Stored entries:
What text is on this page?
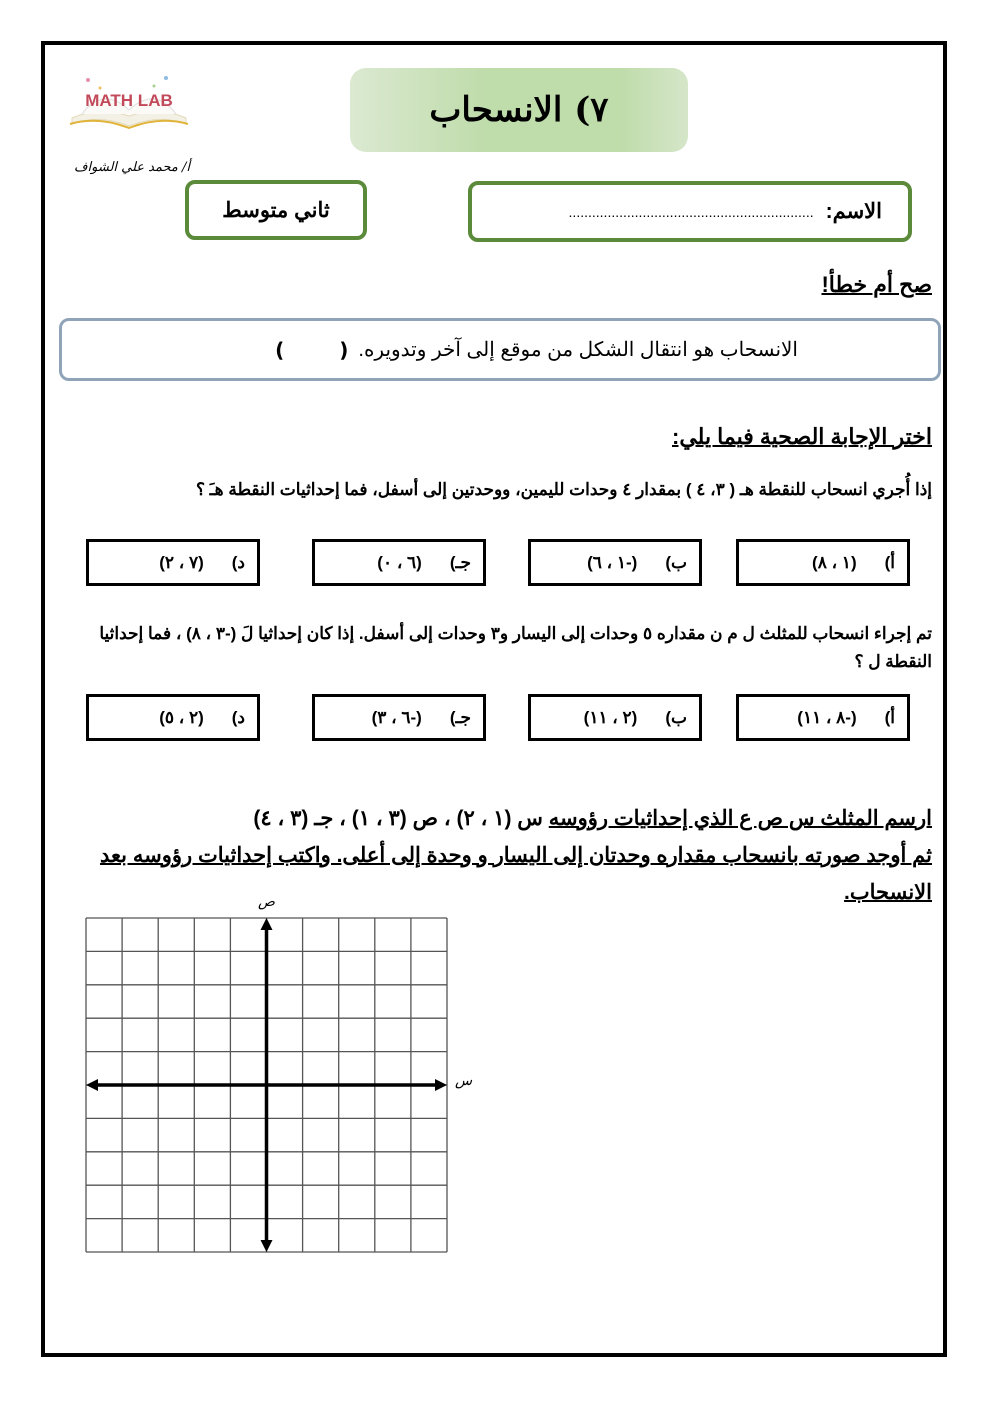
MATH LAB
أ/ محمد علي الشواف
٧) الانسحاب
ثاني متوسط	الاسم:
...............................................................
صح أم خطأ!
الانسحاب هو انتقال الشكل من موقع إلى آخر وتدويره.
( )
اختر الإجابة الصحية فيما يلي:
إذا أُجري انسحاب للنقطة هـ ( ٣، ٤ ) بمقدار ٤ وحدات لليمين، ووحدتين إلى أسفل، فما إحداثيات النقطة هـَ ؟
أ)
(١ ، ٨)
ب)
(-١ ، ٦)
جـ)
(٦ ، ٠)
د)
(٧ ، ٢)
تم إجراء انسحاب للمثلث ل م ن مقداره ٥ وحدات إلى اليسار و٣ وحدات إلى أسفل. إذا كان إحداثيا لَ (-٣ ، ٨) ، فما إحداثيا النقطة ل ؟
أ)
(-٨ ، ١١)
ب)
(٢ ، ١١)
جـ)
(-٦ ، ٣)
د)
(٢ ، ٥)
ارسم المثلث س ص ع الذي إحداثيات رؤوسه س (١ ، ٢) ، ص (٣ ، ١) ، جـ (٣ ، ٤)
ثم أوجد صورته بانسحاب مقداره وحدتان إلى اليسار و وحدة إلى أعلى. واكتب إحداثيات رؤوسه بعد الانسحاب.
ص
س
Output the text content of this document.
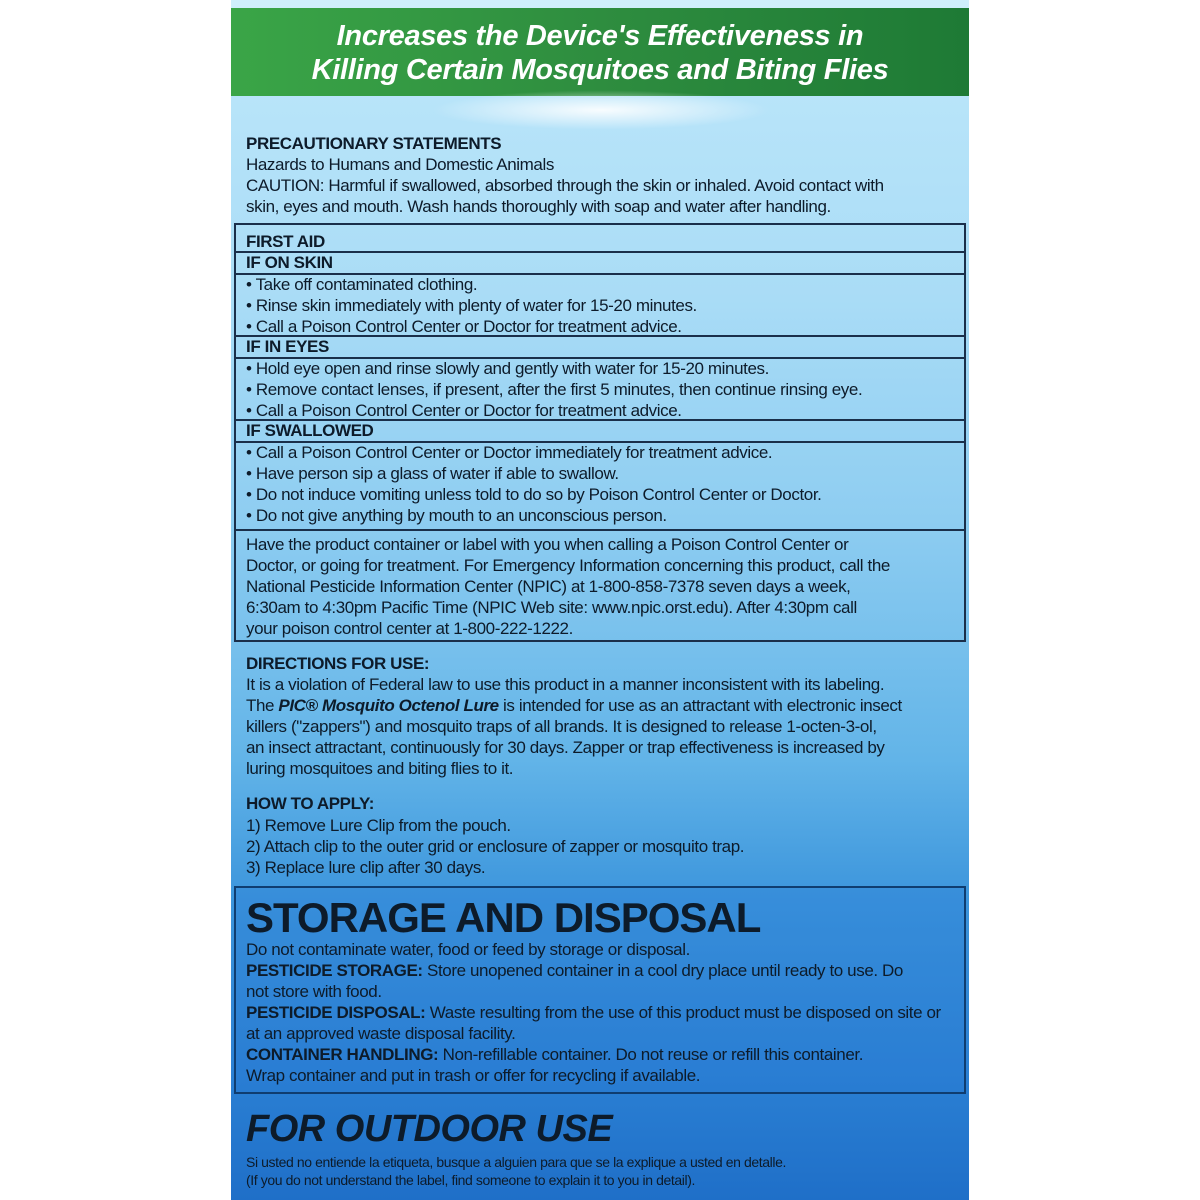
Increases the Device's Effectiveness in
Killing Certain Mosquitoes and Biting Flies
PRECAUTIONARY STATEMENTS
Hazards to Humans and Domestic Animals
CAUTION: Harmful if swallowed, absorbed through the skin or inhaled. Avoid contact with
skin, eyes and mouth. Wash hands thoroughly with soap and water after handling.
FIRST AID
IF ON SKIN
• Take off contaminated clothing.
• Rinse skin immediately with plenty of water for 15-20 minutes.
• Call a Poison Control Center or Doctor for treatment advice.
IF IN EYES
• Hold eye open and rinse slowly and gently with water for 15-20 minutes.
• Remove contact lenses, if present, after the first 5 minutes, then continue rinsing eye.
• Call a Poison Control Center or Doctor for treatment advice.
IF SWALLOWED
• Call a Poison Control Center or Doctor immediately for treatment advice.
• Have person sip a glass of water if able to swallow.
• Do not induce vomiting unless told to do so by Poison Control Center or Doctor.
• Do not give anything by mouth to an unconscious person.
Have the product container or label with you when calling a Poison Control Center or
Doctor, or going for treatment. For Emergency Information concerning this product, call the
National Pesticide Information Center (NPIC) at 1-800-858-7378 seven days a week,
6:30am to 4:30pm Pacific Time (NPIC Web site: www.npic.orst.edu). After 4:30pm call
your poison control center at 1-800-222-1222.
DIRECTIONS FOR USE:
It is a violation of Federal law to use this product in a manner inconsistent with its labeling.
The PIC® Mosquito Octenol Lure is intended for use as an attractant with electronic insect
killers ("zappers") and mosquito traps of all brands. It is designed to release 1-octen-3-ol,
an insect attractant, continuously for 30 days. Zapper or trap effectiveness is increased by
luring mosquitoes and biting flies to it.
HOW TO APPLY:
1) Remove Lure Clip from the pouch.
2) Attach clip to the outer grid or enclosure of zapper or mosquito trap.
3) Replace lure clip after 30 days.
STORAGE AND DISPOSAL
Do not contaminate water, food or feed by storage or disposal.
PESTICIDE STORAGE: Store unopened container in a cool dry place until ready to use. Do
not store with food.
PESTICIDE DISPOSAL: Waste resulting from the use of this product must be disposed on site or
at an approved waste disposal facility.
CONTAINER HANDLING: Non-refillable container. Do not reuse or refill this container.
Wrap container and put in trash or offer for recycling if available.
FOR OUTDOOR USE
Si usted no entiende la etiqueta, busque a alguien para que se la explique a usted en detalle.
(If you do not understand the label, find someone to explain it to you in detail).
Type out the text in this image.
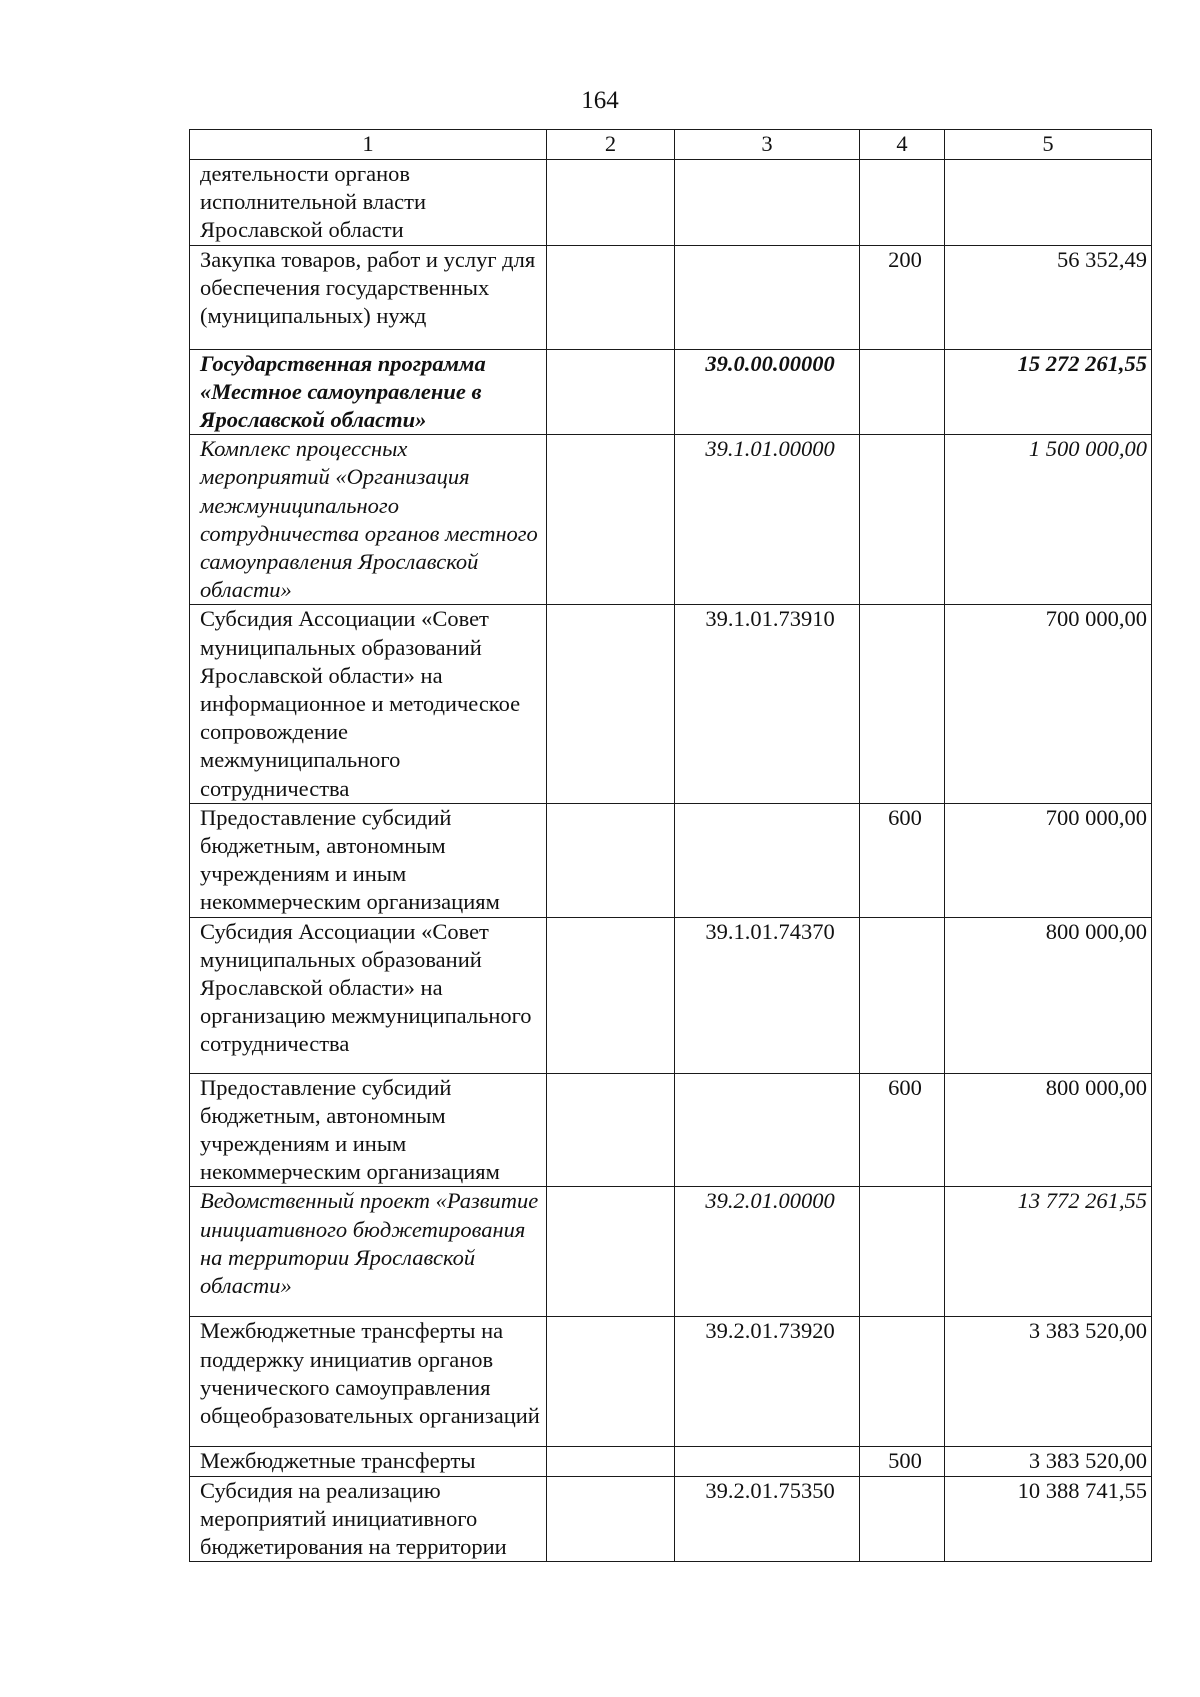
164
1	2	3	4	5
деятельности органов исполнительной власти Ярославской области				
Закупка товаров, работ и услуг для обеспечения государственных (муниципальных) нужд			200	56 352,49
Государственная программа «Местное самоуправление в Ярославской области»		39.0.00.00000		15 272 261,55
Комплекс процессных мероприятий «Организация межмуниципального сотрудничества органов местного самоуправления Ярославской области»		39.1.01.00000		1 500 000,00
Субсидия Ассоциации «Совет муниципальных образований Ярославской области» на информационное и методическое сопровождение межмуниципального сотрудничества		39.1.01.73910		700 000,00
Предоставление субсидий бюджетным, автономным учреждениям и иным некоммерческим организациям			600	700 000,00
Субсидия Ассоциации «Совет муниципальных образований Ярославской области» на организацию межмуниципального сотрудничества		39.1.01.74370		800 000,00
Предоставление субсидий бюджетным, автономным учреждениям и иным некоммерческим организациям			600	800 000,00
Ведомственный проект «Развитие инициативного бюджетирования на территории Ярославской области»		39.2.01.00000		13 772 261,55
Межбюджетные трансферты на поддержку инициатив органов ученического самоуправления общеобразовательных организаций		39.2.01.73920		3 383 520,00
Межбюджетные трансферты			500	3 383 520,00
Субсидия на реализацию мероприятий инициативного бюджетирования на территории		39.2.01.75350		10 388 741,55
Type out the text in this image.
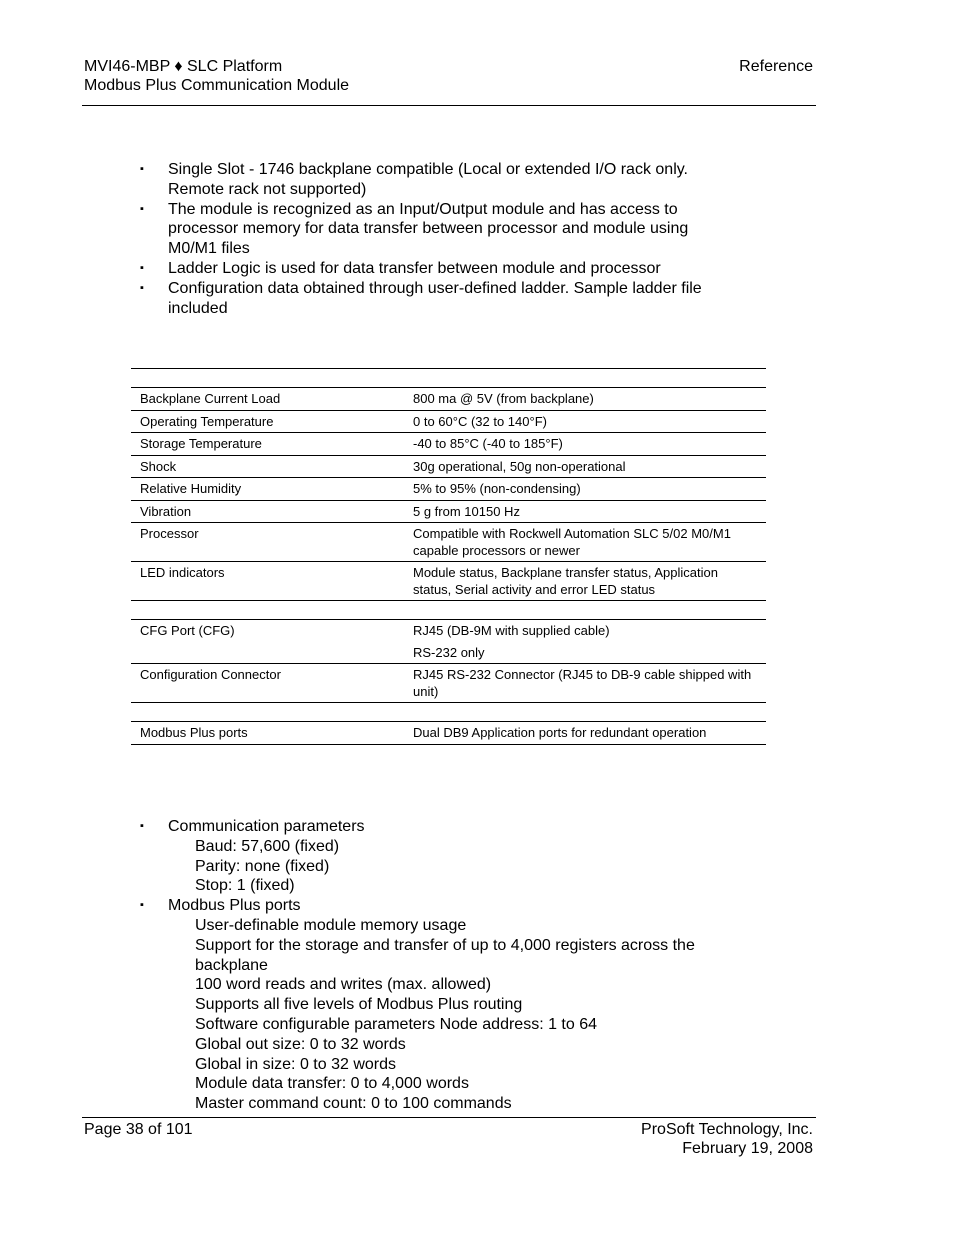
MVI46-MBP ♦ SLC Platform
Modbus Plus Communication Module
Reference
▪ Single Slot - 1746 backplane compatible (Local or extended I/O rack only. Remote rack not supported)
▪ The module is recognized as an Input/Output module and has access to processor memory for data transfer between processor and module using M0/M1 files
▪ Ladder Logic is used for data transfer between module and processor
▪ Configuration data obtained through user-defined ladder. Sample ladder file included

Backplane Current Load	800 ma @ 5V (from backplane)
Operating Temperature	0 to 60°C (32 to 140°F)
Storage Temperature	-40 to 85°C (-40 to 185°F)
Shock	30g operational, 50g non-operational
Relative Humidity	5% to 95% (non-condensing)
Vibration	5 g from 10150 Hz
Processor	Compatible with Rockwell Automation SLC 5/02 M0/M1 capable processors or newer
LED indicators	Module status, Backplane transfer status, Application status, Serial activity and error LED status

CFG Port (CFG)	RJ45 (DB-9M with supplied cable)
	RS-232 only
Configuration Connector	RJ45 RS-232 Connector (RJ45 to DB-9 cable shipped with unit)

Modbus Plus ports	Dual DB9 Application ports for redundant operation
▪ Communication parameters
Baud: 57,600 (fixed)
Parity: none (fixed)
Stop: 1 (fixed)
▪ Modbus Plus ports
User-definable module memory usage
Support for the storage and transfer of up to 4,000 registers across the backplane
100 word reads and writes (max. allowed)
Supports all five levels of Modbus Plus routing
Software configurable parameters Node address: 1 to 64
Global out size: 0 to 32 words
Global in size: 0 to 32 words
Module data transfer: 0 to 4,000 words
Master command count: 0 to 100 commands
Page 38 of 101	ProSoft Technology, Inc.
February 19, 2008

* [OBJECTIVE] Find the lines above holding the word "text" and show them.

* [ANSWER]
What text is on this page?
Output the text content of this document.
Type out the text in this image.
Type out the text in this image.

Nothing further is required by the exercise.